Set task ▸ Reproduce only the lines from the line containing "Extract all readable text from this page." to the end of the entries below, including both of those lines.

Listed records ▸
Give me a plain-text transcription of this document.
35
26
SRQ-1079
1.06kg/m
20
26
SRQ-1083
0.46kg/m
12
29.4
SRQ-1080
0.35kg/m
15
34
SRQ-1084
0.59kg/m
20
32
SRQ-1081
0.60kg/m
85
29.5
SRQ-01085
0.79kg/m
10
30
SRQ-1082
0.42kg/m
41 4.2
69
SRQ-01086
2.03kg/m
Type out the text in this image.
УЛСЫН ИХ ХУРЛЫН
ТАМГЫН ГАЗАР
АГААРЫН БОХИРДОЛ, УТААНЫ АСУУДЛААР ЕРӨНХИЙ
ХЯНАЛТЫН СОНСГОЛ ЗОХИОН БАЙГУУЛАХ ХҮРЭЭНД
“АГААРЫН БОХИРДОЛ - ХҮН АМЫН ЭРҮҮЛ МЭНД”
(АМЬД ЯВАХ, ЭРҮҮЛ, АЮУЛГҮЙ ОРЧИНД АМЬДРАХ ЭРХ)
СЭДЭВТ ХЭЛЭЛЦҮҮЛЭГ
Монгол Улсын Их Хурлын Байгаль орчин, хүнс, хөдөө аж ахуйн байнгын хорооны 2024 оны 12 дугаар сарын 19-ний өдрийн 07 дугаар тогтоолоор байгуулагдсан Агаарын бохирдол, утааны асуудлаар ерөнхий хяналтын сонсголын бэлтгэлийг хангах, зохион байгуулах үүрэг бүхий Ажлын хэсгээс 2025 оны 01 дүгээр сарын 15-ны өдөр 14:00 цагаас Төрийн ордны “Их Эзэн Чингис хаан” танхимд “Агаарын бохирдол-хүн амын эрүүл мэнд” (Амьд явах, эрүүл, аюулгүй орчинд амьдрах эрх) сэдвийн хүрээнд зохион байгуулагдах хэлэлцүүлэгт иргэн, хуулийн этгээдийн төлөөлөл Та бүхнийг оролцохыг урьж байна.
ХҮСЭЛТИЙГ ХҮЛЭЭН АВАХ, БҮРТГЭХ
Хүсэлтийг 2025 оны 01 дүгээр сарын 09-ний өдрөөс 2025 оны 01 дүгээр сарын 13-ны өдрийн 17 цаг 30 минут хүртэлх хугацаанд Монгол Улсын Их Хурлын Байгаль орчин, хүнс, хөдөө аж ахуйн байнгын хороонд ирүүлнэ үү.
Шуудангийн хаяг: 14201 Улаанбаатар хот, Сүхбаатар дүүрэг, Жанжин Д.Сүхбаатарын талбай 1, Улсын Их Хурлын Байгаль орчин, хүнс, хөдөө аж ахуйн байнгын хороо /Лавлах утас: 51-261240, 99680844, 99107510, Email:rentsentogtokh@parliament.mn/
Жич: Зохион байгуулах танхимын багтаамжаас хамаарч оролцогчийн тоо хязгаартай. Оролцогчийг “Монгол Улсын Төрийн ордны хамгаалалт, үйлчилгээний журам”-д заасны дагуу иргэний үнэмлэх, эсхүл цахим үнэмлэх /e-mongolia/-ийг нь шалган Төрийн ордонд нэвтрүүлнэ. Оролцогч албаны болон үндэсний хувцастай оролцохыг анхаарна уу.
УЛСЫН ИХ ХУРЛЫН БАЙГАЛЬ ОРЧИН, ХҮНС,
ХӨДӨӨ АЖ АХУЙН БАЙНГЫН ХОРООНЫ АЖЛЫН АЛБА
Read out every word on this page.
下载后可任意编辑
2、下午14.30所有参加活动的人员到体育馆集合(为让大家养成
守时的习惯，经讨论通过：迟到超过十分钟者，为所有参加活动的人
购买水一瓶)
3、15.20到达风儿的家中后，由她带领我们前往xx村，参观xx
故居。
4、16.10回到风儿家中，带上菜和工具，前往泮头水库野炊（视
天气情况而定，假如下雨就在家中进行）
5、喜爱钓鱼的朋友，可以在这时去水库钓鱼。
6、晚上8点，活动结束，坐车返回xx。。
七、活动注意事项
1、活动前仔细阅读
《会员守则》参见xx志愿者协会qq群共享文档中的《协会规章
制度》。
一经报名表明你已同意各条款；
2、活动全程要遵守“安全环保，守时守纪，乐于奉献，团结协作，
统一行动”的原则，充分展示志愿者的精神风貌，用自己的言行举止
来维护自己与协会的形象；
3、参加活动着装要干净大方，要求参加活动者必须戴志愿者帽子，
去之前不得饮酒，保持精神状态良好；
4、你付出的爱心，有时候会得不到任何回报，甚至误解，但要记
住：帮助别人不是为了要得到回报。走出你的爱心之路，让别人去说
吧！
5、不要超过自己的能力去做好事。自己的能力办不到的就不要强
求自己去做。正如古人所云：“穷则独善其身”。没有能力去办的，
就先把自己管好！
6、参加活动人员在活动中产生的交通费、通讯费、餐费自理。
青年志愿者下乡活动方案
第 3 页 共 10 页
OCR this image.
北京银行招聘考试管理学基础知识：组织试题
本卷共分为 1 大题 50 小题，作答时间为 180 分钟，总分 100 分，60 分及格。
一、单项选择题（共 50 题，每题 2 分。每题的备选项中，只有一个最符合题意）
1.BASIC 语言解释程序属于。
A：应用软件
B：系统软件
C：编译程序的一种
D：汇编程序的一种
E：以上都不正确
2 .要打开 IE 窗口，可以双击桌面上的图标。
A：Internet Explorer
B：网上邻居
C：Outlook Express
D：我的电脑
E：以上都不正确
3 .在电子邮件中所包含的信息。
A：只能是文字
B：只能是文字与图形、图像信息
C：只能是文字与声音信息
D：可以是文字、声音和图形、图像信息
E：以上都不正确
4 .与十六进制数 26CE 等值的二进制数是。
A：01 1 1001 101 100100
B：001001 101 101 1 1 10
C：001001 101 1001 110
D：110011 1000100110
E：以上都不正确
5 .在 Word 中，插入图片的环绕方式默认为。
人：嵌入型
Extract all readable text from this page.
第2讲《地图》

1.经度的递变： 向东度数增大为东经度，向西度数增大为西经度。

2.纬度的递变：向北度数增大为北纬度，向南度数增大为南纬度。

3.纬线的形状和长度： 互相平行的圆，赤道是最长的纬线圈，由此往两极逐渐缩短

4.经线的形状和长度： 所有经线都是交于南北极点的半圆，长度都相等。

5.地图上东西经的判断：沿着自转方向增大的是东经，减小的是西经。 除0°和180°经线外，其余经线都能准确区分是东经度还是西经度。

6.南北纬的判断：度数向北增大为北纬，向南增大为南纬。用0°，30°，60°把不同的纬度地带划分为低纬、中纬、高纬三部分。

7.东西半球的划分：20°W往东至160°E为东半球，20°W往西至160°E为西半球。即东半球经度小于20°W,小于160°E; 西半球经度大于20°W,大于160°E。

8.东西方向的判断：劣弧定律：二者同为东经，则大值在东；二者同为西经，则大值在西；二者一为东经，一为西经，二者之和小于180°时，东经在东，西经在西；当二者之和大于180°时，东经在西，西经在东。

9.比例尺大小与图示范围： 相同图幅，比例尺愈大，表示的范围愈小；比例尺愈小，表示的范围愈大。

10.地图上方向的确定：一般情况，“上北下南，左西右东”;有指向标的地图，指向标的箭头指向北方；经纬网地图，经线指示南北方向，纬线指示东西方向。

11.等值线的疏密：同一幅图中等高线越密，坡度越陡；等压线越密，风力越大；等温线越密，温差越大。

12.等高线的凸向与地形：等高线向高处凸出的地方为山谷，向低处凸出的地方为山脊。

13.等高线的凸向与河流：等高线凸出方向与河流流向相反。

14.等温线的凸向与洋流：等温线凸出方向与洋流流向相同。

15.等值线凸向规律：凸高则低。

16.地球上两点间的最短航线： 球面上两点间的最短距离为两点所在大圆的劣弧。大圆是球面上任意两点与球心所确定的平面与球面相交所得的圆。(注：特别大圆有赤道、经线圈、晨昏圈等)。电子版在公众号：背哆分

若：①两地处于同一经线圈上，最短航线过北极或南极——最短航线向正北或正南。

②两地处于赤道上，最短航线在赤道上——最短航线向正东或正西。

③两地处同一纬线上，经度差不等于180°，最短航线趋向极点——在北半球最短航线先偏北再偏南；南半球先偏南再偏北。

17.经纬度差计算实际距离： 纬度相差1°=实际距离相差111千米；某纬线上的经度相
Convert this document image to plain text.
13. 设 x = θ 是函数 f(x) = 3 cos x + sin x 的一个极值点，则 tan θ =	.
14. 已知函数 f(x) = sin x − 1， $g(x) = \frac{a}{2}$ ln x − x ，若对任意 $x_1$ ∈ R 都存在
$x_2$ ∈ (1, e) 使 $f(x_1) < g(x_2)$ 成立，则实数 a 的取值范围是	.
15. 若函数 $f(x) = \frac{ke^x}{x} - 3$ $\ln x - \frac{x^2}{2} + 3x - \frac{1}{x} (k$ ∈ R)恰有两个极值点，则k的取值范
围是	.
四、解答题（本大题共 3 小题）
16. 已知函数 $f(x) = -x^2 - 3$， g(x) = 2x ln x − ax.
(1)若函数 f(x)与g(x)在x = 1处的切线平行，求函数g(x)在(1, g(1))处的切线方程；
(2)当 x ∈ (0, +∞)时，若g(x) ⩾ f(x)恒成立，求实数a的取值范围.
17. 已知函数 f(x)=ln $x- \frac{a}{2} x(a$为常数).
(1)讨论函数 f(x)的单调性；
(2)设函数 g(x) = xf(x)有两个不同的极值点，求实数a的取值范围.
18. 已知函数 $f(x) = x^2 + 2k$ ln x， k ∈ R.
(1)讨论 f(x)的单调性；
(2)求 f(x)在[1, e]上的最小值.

Correct answer ▸
Extract all readable text from this page.
第2讲《地图》

1.经度的递变： 向东度数增大为东经度，向西度数增大为西经度。

2.纬度的递变：向北度数增大为北纬度，向南度数增大为南纬度。

3.纬线的形状和长度： 互相平行的圆，赤道是最长的纬线圈，由此往两极逐渐缩短

4.经线的形状和长度： 所有经线都是交于南北极点的半圆，长度都相等。

5.地图上东西经的判断：沿着自转方向增大的是东经，减小的是西经。 除0°和180°经线外，其余经线都能准确区分是东经度还是西经度。

6.南北纬的判断：度数向北增大为北纬，向南增大为南纬。用0°，30°，60°把不同的纬度地带划分为低纬、中纬、高纬三部分。

7.东西半球的划分：20°W往东至160°E为东半球，20°W往西至160°E为西半球。即东半球经度小于20°W,小于160°E; 西半球经度大于20°W,大于160°E。

8.东西方向的判断：劣弧定律：二者同为东经，则大值在东；二者同为西经，则大值在西；二者一为东经，一为西经，二者之和小于180°时，东经在东，西经在西；当二者之和大于180°时，东经在西，西经在东。

9.比例尺大小与图示范围： 相同图幅，比例尺愈大，表示的范围愈小；比例尺愈小，表示的范围愈大。

10.地图上方向的确定：一般情况，“上北下南，左西右东”;有指向标的地图，指向标的箭头指向北方；经纬网地图，经线指示南北方向，纬线指示东西方向。

11.等值线的疏密：同一幅图中等高线越密，坡度越陡；等压线越密，风力越大；等温线越密，温差越大。

12.等高线的凸向与地形：等高线向高处凸出的地方为山谷，向低处凸出的地方为山脊。

13.等高线的凸向与河流：等高线凸出方向与河流流向相反。

14.等温线的凸向与洋流：等温线凸出方向与洋流流向相同。

15.等值线凸向规律：凸高则低。

16.地球上两点间的最短航线： 球面上两点间的最短距离为两点所在大圆的劣弧。大圆是球面上任意两点与球心所确定的平面与球面相交所得的圆。(注：特别大圆有赤道、经线圈、晨昏圈等)。电子版在公众号：背哆分

若：①两地处于同一经线圈上，最短航线过北极或南极——最短航线向正北或正南。

②两地处于赤道上，最短航线在赤道上——最短航线向正东或正西。

③两地处同一纬线上，经度差不等于180°，最短航线趋向极点——在北半球最短航线先偏北再偏南；南半球先偏南再偏北。

17.经纬度差计算实际距离： 纬度相差1°=实际距离相差111千米；某纬线上的经度相
Convert this document image to plain text.
13. 设 x = θ 是函数 f(x) = 3 cos x + sin x 的一个极值点，则 tan θ =	.
14. 已知函数 f(x) = sin x − 1， $g(x) = \frac{a}{2}$ ln x − x ，若对任意 $x_1$ ∈ R 都存在
$x_2$ ∈ (1, e) 使 $f(x_1) < g(x_2)$ 成立，则实数 a 的取值范围是	.
15. 若函数 $f(x) = \frac{ke^x}{x} - 3$ $\ln x - \frac{x^2}{2} + 3x - \frac{1}{x} (k$ ∈ R)恰有两个极值点，则k的取值范
围是	.
四、解答题（本大题共 3 小题）
16. 已知函数 $f(x) = -x^2 - 3$， g(x) = 2x ln x − ax.
(1)若函数 f(x)与g(x)在x = 1处的切线平行，求函数g(x)在(1, g(1))处的切线方程；
(2)当 x ∈ (0, +∞)时，若g(x) ⩾ f(x)恒成立，求实数a的取值范围.
17. 已知函数 f(x)=ln $x- \frac{a}{2} x(a$为常数).
(1)讨论函数 f(x)的单调性；
(2)设函数 g(x) = xf(x)有两个不同的极值点，求实数a的取值范围.
18. 已知函数 $f(x) = x^2 + 2k$ ln x， k ∈ R.
(1)讨论 f(x)的单调性；
(2)求 f(x)在[1, e]上的最小值.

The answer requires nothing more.